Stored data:

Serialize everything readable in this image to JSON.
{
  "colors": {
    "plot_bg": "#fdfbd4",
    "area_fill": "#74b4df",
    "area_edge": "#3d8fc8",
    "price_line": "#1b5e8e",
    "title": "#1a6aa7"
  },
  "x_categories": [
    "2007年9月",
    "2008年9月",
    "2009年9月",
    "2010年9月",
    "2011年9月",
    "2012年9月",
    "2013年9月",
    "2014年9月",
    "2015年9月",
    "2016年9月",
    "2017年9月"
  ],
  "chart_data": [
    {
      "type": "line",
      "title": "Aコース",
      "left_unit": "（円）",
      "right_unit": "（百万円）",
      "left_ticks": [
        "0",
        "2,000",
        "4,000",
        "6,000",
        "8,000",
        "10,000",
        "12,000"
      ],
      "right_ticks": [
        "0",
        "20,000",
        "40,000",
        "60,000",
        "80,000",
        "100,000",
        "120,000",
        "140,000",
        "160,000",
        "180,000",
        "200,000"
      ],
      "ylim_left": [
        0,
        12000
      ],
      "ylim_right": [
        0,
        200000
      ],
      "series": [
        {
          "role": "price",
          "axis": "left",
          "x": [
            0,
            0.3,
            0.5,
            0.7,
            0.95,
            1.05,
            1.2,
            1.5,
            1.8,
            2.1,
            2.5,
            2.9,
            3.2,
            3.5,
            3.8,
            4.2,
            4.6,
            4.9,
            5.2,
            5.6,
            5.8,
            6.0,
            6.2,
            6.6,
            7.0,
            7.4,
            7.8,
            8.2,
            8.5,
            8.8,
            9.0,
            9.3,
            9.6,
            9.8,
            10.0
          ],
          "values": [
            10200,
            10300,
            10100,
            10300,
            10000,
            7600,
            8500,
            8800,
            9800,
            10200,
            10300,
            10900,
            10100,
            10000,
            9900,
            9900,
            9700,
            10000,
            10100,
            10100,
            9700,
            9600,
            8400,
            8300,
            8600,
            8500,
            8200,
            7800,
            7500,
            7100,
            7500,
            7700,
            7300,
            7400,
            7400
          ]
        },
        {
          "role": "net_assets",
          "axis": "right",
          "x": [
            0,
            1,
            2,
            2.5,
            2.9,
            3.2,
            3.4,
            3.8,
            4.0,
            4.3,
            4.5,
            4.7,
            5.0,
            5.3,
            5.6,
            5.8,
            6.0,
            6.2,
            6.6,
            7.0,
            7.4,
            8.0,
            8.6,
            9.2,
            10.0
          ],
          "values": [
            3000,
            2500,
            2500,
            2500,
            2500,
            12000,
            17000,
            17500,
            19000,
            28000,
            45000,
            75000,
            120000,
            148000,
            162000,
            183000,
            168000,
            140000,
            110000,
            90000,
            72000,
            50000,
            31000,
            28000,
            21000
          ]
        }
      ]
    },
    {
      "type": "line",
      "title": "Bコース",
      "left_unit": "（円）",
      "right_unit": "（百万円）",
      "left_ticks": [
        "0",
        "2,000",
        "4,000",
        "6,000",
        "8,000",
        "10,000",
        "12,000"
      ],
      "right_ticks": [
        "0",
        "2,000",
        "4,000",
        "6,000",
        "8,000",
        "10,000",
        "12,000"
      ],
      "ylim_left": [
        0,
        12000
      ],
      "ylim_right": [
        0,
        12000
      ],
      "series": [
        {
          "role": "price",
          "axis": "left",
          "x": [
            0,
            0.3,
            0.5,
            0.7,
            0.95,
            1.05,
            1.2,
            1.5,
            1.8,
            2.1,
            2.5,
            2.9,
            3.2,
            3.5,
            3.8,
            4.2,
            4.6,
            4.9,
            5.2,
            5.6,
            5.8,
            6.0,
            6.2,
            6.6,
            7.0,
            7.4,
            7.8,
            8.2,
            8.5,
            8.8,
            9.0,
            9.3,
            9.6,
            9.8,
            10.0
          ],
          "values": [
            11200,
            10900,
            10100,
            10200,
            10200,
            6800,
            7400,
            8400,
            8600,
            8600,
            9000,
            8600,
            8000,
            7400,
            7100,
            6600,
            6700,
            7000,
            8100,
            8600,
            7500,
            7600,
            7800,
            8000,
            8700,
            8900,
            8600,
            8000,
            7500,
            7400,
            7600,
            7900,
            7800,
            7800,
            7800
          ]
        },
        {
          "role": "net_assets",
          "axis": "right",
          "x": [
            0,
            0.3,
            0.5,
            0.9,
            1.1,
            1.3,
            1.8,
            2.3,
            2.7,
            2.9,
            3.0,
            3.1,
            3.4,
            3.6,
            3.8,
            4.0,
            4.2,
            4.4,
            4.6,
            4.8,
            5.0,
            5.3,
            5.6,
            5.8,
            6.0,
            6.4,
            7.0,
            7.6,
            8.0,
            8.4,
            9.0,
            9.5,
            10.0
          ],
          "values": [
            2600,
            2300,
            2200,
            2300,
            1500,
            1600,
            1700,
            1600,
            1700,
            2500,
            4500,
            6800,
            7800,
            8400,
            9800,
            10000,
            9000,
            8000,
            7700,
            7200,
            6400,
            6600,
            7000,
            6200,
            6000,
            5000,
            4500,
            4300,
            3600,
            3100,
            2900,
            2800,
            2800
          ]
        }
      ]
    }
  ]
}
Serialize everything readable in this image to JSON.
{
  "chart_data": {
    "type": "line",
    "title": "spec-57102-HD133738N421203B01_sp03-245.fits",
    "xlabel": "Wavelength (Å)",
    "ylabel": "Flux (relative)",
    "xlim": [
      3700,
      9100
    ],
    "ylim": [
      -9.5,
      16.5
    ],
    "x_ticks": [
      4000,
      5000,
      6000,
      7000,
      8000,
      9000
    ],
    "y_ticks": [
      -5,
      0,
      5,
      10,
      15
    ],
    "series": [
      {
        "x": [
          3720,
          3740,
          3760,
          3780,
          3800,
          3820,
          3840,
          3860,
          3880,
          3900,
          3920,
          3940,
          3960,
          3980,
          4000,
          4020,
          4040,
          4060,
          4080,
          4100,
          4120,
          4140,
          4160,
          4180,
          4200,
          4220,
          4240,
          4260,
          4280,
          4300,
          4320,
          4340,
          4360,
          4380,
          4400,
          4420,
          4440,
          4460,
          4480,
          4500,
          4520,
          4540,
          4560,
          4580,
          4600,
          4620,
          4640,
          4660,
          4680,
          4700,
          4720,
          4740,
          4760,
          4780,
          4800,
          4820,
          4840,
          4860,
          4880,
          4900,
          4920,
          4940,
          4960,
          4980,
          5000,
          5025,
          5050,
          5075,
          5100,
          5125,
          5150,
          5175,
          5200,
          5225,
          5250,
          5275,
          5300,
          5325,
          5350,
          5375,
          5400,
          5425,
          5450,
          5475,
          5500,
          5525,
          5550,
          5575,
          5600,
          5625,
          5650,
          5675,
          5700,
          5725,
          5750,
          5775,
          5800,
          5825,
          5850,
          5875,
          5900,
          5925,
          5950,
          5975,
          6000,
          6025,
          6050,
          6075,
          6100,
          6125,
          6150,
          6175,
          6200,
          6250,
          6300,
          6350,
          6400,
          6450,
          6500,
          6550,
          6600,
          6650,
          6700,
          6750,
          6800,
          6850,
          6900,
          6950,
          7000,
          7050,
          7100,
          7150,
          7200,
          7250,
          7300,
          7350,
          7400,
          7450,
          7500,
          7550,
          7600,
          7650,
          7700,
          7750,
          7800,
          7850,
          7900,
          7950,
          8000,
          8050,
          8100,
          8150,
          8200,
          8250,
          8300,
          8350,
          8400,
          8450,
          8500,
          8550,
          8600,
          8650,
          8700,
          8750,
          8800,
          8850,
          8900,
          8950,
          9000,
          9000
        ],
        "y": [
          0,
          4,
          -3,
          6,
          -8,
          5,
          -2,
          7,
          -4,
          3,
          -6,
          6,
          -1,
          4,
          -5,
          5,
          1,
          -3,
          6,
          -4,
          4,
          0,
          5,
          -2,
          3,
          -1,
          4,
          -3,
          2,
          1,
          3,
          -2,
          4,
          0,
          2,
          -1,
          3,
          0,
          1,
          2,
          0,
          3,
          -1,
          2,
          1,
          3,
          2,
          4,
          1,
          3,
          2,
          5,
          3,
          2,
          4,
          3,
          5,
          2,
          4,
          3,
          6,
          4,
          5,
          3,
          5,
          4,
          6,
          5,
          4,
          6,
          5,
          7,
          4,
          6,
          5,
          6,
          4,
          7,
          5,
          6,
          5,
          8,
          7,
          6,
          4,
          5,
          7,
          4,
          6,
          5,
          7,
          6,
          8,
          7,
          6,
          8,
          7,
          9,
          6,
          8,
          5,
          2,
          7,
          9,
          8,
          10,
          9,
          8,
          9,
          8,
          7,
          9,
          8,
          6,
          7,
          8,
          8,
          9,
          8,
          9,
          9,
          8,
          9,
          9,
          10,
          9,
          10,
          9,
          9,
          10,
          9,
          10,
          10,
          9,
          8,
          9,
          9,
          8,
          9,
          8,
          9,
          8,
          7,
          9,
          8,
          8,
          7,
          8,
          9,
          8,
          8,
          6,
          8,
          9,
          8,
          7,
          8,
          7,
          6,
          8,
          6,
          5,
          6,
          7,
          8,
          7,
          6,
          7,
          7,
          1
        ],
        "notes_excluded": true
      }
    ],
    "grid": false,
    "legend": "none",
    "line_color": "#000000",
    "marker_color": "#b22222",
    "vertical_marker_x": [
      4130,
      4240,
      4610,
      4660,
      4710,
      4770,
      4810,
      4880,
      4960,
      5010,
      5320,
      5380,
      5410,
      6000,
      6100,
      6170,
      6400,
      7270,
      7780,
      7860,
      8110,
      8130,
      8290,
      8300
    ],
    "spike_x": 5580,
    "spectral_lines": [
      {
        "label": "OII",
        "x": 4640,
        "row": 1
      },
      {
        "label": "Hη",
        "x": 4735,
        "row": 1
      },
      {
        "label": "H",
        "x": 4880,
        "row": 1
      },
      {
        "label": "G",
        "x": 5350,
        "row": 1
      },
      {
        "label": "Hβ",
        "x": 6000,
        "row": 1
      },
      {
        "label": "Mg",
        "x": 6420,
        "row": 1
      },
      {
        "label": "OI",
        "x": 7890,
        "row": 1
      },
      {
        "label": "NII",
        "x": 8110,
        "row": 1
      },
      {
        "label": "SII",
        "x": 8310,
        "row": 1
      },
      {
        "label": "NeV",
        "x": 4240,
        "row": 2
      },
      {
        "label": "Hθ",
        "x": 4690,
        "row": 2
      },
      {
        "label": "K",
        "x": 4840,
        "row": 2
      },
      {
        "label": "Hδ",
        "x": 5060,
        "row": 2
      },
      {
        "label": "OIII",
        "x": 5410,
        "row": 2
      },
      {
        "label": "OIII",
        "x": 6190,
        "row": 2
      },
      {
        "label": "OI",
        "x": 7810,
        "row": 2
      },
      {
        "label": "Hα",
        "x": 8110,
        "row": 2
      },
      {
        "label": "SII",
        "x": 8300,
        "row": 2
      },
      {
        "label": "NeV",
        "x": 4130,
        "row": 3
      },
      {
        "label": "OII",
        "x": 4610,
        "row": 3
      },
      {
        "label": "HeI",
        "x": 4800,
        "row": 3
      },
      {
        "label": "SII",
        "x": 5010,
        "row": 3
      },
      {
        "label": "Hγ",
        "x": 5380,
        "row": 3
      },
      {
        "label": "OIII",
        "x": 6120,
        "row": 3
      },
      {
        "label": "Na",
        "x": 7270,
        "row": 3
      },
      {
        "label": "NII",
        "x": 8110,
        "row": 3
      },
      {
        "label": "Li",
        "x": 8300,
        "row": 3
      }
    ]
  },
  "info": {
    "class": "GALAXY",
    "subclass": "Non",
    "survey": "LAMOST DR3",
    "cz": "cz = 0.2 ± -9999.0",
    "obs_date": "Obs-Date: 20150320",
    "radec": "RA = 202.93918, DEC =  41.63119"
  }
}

■ Task directions: Look through the lines above and collect those with the word "title".

■ Expected answer:
    "title": "#1a6aa7"
      "title": "Aコース",
      "title": "Bコース",
    "title": "spec-57102-HD133738N421203B01_sp03-245.fits",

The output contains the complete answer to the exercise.